Dataset items
— start —

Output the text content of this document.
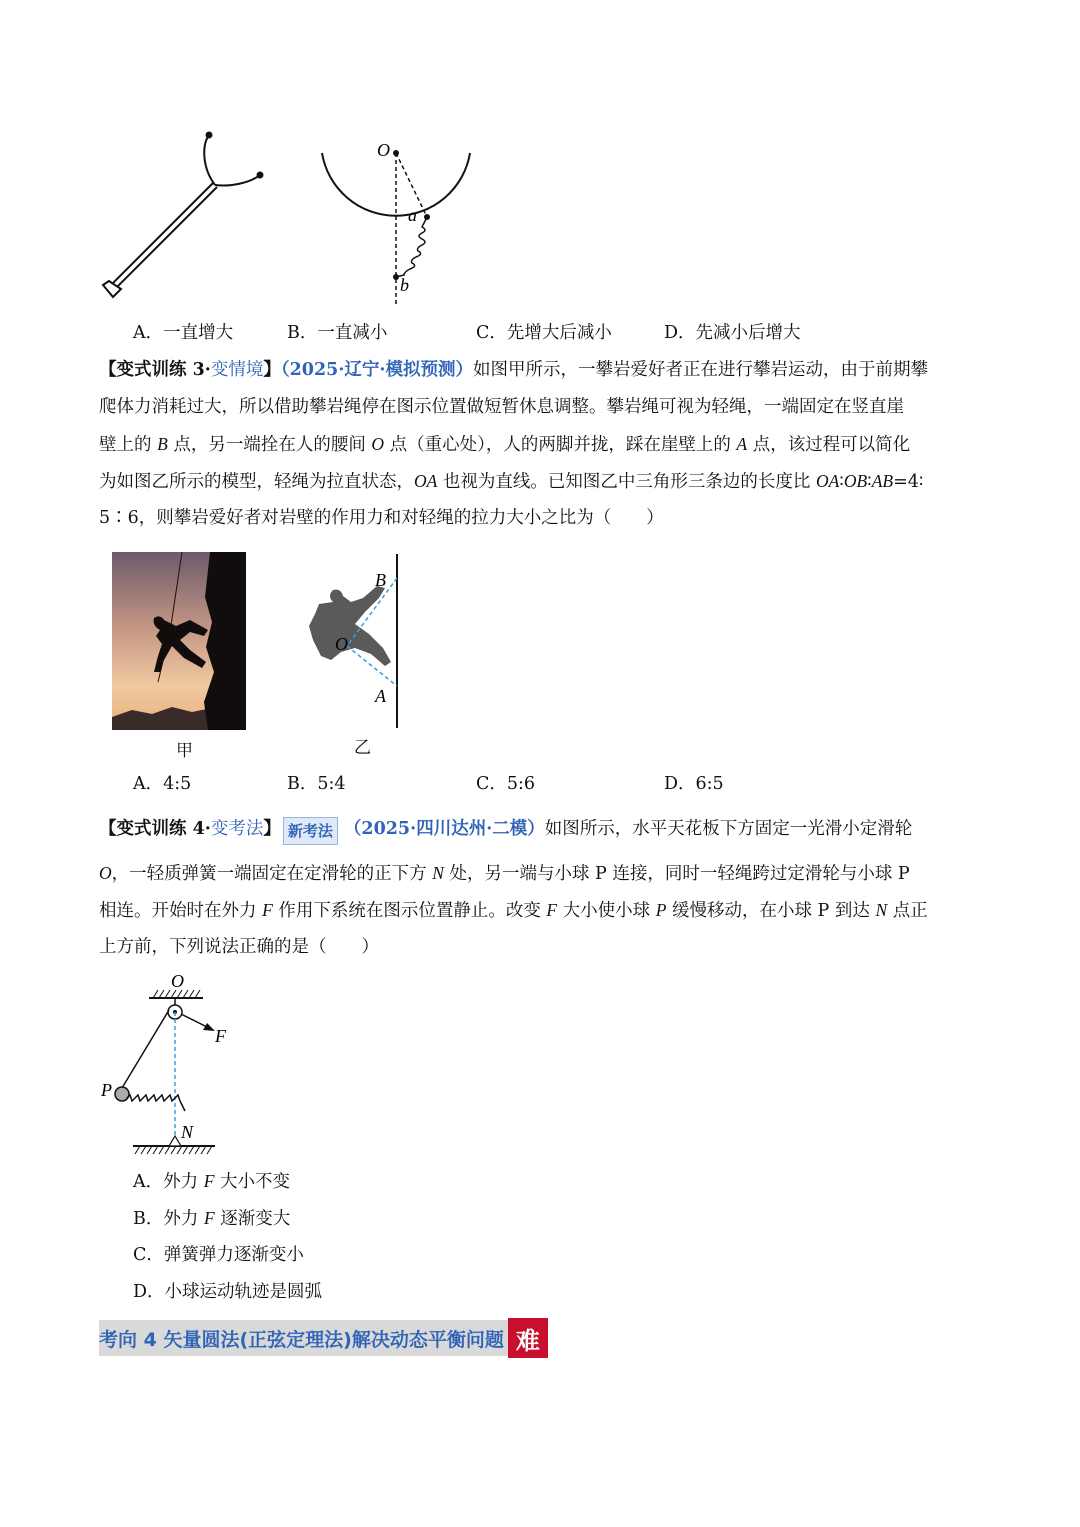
O
a
b
A．一直增大	B．一直减小	C．先增大后减小	D．先减小后增大
【变式训练 3·变情境】（2025·辽宁·模拟预测）如图甲所示，一攀岩爱好者正在进行攀岩运动，由于前期攀
爬体力消耗过大，所以借助攀岩绳停在图示位置做短暂休息调整。攀岩绳可视为轻绳，一端固定在竖直崖
壁上的 B 点，另一端拴在人的腰间 O 点（重心处），人的两脚并拢，踩在崖壁上的 A 点，该过程可以简化
为如图乙所示的模型，轻绳为拉直状态，OA 也视为直线。已知图乙中三角形三条边的长度比 OA∶OB∶AB=4∶
5∶6，则攀岩爱好者对岩壁的作用力和对轻绳的拉力大小之比为（　　）
甲
B
O
A
乙
A．4:5	B．5:4	C．5:6	D．6:5
【变式训练 4·变考法】 新考法 （2025·四川达州·二模）如图所示，水平天花板下方固定一光滑小定滑轮
O，一轻质弹簧一端固定在定滑轮的正下方 N 处，另一端与小球 P 连接，同时一轻绳跨过定滑轮与小球 P
相连。开始时在外力 F 作用下系统在图示位置静止。改变 F 大小使小球 P 缓慢移动，在小球 P 到达 N 点正
上方前，下列说法正确的是（　　）
O
F
P
N
A．外力 F 大小不变
B．外力 F 逐渐变大
C．弹簧弹力逐渐变小
D．小球运动轨迹是圆弧
考向 4 矢量圆法(正弦定理法)解决动态平衡问题 难
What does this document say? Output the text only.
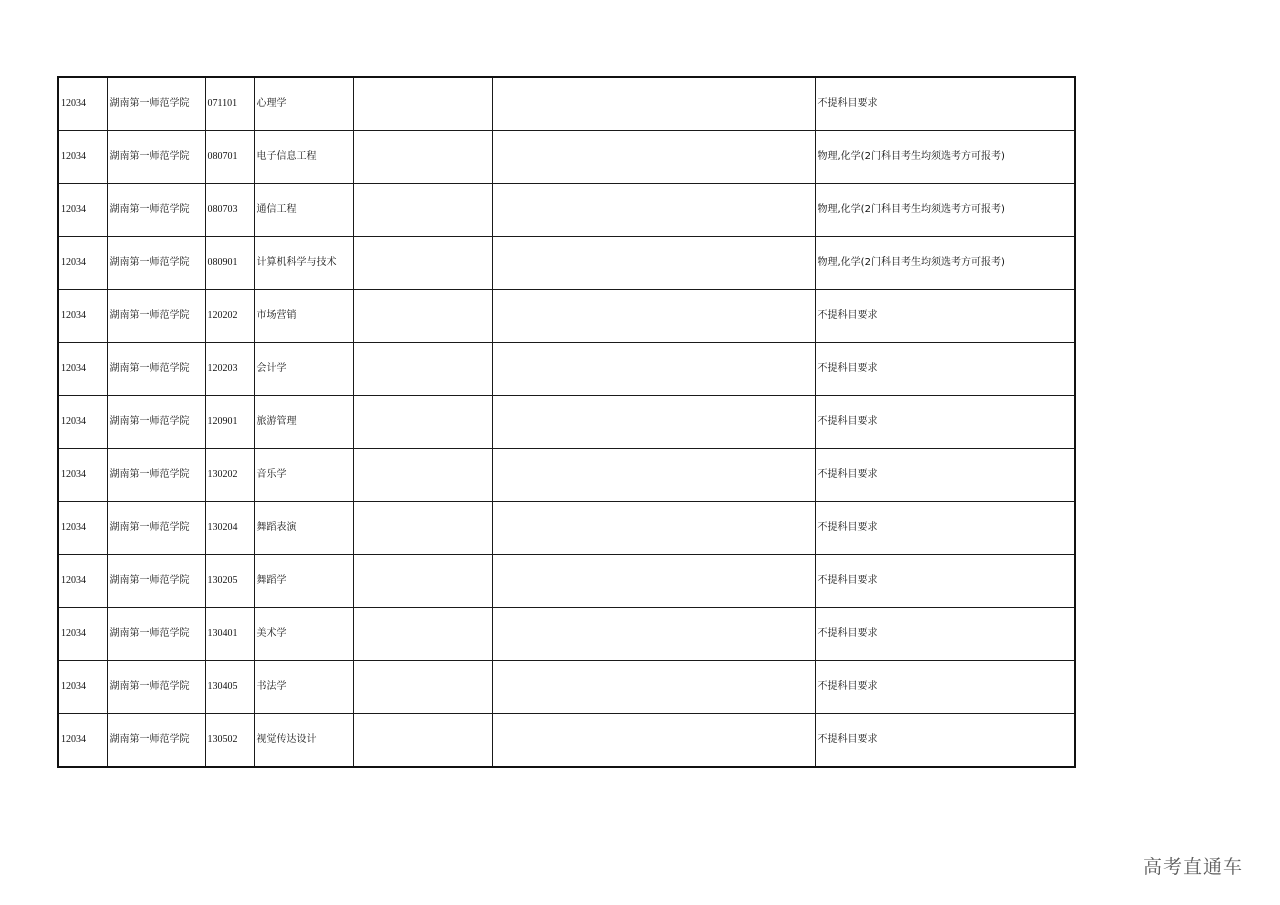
12034	湖南第一师范学院	071101	心理学			不提科目要求
12034	湖南第一师范学院	080701	电子信息工程			物理,化学(2门科目考生均须选考方可报考)
12034	湖南第一师范学院	080703	通信工程			物理,化学(2门科目考生均须选考方可报考)
12034	湖南第一师范学院	080901	计算机科学与技术			物理,化学(2门科目考生均须选考方可报考)
12034	湖南第一师范学院	120202	市场营销			不提科目要求
12034	湖南第一师范学院	120203	会计学			不提科目要求
12034	湖南第一师范学院	120901	旅游管理			不提科目要求
12034	湖南第一师范学院	130202	音乐学			不提科目要求
12034	湖南第一师范学院	130204	舞蹈表演			不提科目要求
12034	湖南第一师范学院	130205	舞蹈学			不提科目要求
12034	湖南第一师范学院	130401	美术学			不提科目要求
12034	湖南第一师范学院	130405	书法学			不提科目要求
12034	湖南第一师范学院	130502	视觉传达设计			不提科目要求
高考直通车
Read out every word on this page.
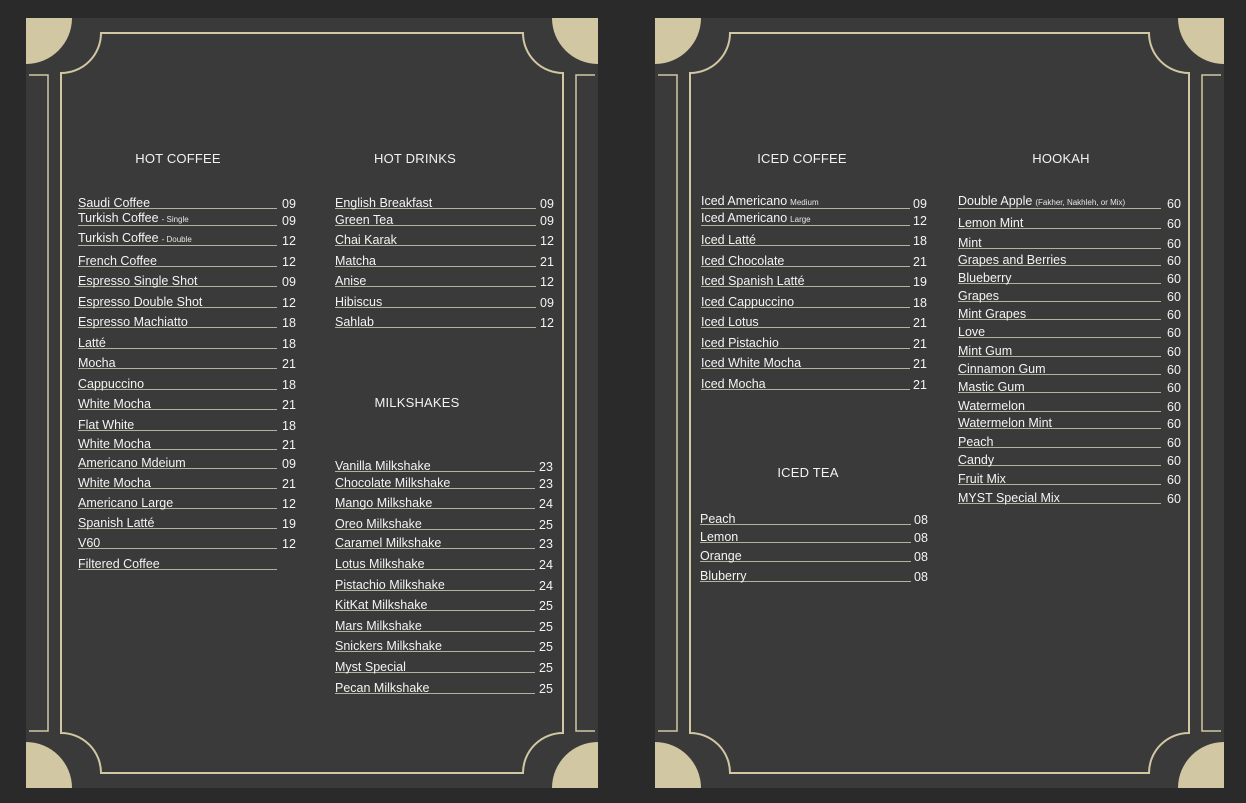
HOT COFFEE
Saudi Coffee	09
Turkish Coffee - Single	09
Turkish Coffee - Double	12
French Coffee	12
Espresso Single Shot	09
Espresso Double Shot	12
Espresso Machiatto	18
Latté	18
Mocha	21
Cappuccino	18
White Mocha	21
Flat White	18
White Mocha	21
Americano Mdeium	09
White Mocha	21
Americano Large	12
Spanish Latté	19
V60	12
Filtered Coffee
HOT DRINKS
English Breakfast	09
Green Tea	09
Chai Karak	12
Matcha	21
Anise	12
Hibiscus	09
Sahlab	12
MILKSHAKES
Vanilla Milkshake	23
Chocolate Milkshake	23
Mango Milkshake	24
Oreo Milkshake	25
Caramel Milkshake	23
Lotus Milkshake	24
Pistachio Milkshake	24
KitKat Milkshake	25
Mars Milkshake	25
Snickers Milkshake	25
Myst Special	25
Pecan Milkshake	25
ICED COFFEE
Iced Americano Medium	09
Iced Americano Large	12
Iced Latté	18
Iced Chocolate	21
Iced Spanish Latté	19
Iced Cappuccino	18
Iced Lotus	21
Iced Pistachio	21
Iced White Mocha	21
Iced Mocha	21
ICED TEA
Peach	08
Lemon	08
Orange	08
Bluberry	08
HOOKAH
Double Apple (Fakher, Nakhleh, or Mix)	60
Lemon Mint	60
Mint	60
Grapes and Berries	60
Blueberry	60
Grapes	60
Mint Grapes	60
Love	60
Mint Gum	60
Cinnamon Gum	60
Mastic Gum	60
Watermelon	60
Watermelon Mint	60
Peach	60
Candy	60
Fruit Mix	60
MYST Special Mix	60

— end —

**WHAT IS ASKED**
Quote in full the listing given above; the images are to be left out.

**EXPECTED ANSWER**
Output the text content of this document.
O
a
b
A．一直增大	B．一直减小	C．先增大后减小	D．先减小后增大
【变式训练 3·变情境】（2025·辽宁·模拟预测）如图甲所示，一攀岩爱好者正在进行攀岩运动，由于前期攀
爬体力消耗过大，所以借助攀岩绳停在图示位置做短暂休息调整。攀岩绳可视为轻绳，一端固定在竖直崖
壁上的 B 点，另一端拴在人的腰间 O 点（重心处），人的两脚并拢，踩在崖壁上的 A 点，该过程可以简化
为如图乙所示的模型，轻绳为拉直状态，OA 也视为直线。已知图乙中三角形三条边的长度比 OA∶OB∶AB=4∶
5∶6，则攀岩爱好者对岩壁的作用力和对轻绳的拉力大小之比为（　　）
甲
B
O
A
乙
A．4:5	B．5:4	C．5:6	D．6:5
【变式训练 4·变考法】 新考法 （2025·四川达州·二模）如图所示，水平天花板下方固定一光滑小定滑轮
O，一轻质弹簧一端固定在定滑轮的正下方 N 处，另一端与小球 P 连接，同时一轻绳跨过定滑轮与小球 P
相连。开始时在外力 F 作用下系统在图示位置静止。改变 F 大小使小球 P 缓慢移动，在小球 P 到达 N 点正
上方前，下列说法正确的是（　　）
O
F
P
N
A．外力 F 大小不变
B．外力 F 逐渐变大
C．弹簧弹力逐渐变小
D．小球运动轨迹是圆弧
考向 4 矢量圆法(正弦定理法)解决动态平衡问题 难
What does this document say? Output the text only.
12034	湖南第一师范学院	071101	心理学			不提科目要求
12034	湖南第一师范学院	080701	电子信息工程			物理,化学(2门科目考生均须选考方可报考)
12034	湖南第一师范学院	080703	通信工程			物理,化学(2门科目考生均须选考方可报考)
12034	湖南第一师范学院	080901	计算机科学与技术			物理,化学(2门科目考生均须选考方可报考)
12034	湖南第一师范学院	120202	市场营销			不提科目要求
12034	湖南第一师范学院	120203	会计学			不提科目要求
12034	湖南第一师范学院	120901	旅游管理			不提科目要求
12034	湖南第一师范学院	130202	音乐学			不提科目要求
12034	湖南第一师范学院	130204	舞蹈表演			不提科目要求
12034	湖南第一师范学院	130205	舞蹈学			不提科目要求
12034	湖南第一师范学院	130401	美术学			不提科目要求
12034	湖南第一师范学院	130405	书法学			不提科目要求
12034	湖南第一师范学院	130502	视觉传达设计			不提科目要求
高考直通车
Read out every word on this page.
HOT COFFEE
Saudi Coffee	09
Turkish Coffee - Single	09
Turkish Coffee - Double	12
French Coffee	12
Espresso Single Shot	09
Espresso Double Shot	12
Espresso Machiatto	18
Latté	18
Mocha	21
Cappuccino	18
White Mocha	21
Flat White	18
White Mocha	21
Americano Mdeium	09
White Mocha	21
Americano Large	12
Spanish Latté	19
V60	12
Filtered Coffee
HOT DRINKS
English Breakfast	09
Green Tea	09
Chai Karak	12
Matcha	21
Anise	12
Hibiscus	09
Sahlab	12
MILKSHAKES
Vanilla Milkshake	23
Chocolate Milkshake	23
Mango Milkshake	24
Oreo Milkshake	25
Caramel Milkshake	23
Lotus Milkshake	24
Pistachio Milkshake	24
KitKat Milkshake	25
Mars Milkshake	25
Snickers Milkshake	25
Myst Special	25
Pecan Milkshake	25
ICED COFFEE
Iced Americano Medium	09
Iced Americano Large	12
Iced Latté	18
Iced Chocolate	21
Iced Spanish Latté	19
Iced Cappuccino	18
Iced Lotus	21
Iced Pistachio	21
Iced White Mocha	21
Iced Mocha	21
ICED TEA
Peach	08
Lemon	08
Orange	08
Bluberry	08
HOOKAH
Double Apple (Fakher, Nakhleh, or Mix)	60
Lemon Mint	60
Mint	60
Grapes and Berries	60
Blueberry	60
Grapes	60
Mint Grapes	60
Love	60
Mint Gum	60
Cinnamon Gum	60
Mastic Gum	60
Watermelon	60
Watermelon Mint	60
Peach	60
Candy	60
Fruit Mix	60
MYST Special Mix	60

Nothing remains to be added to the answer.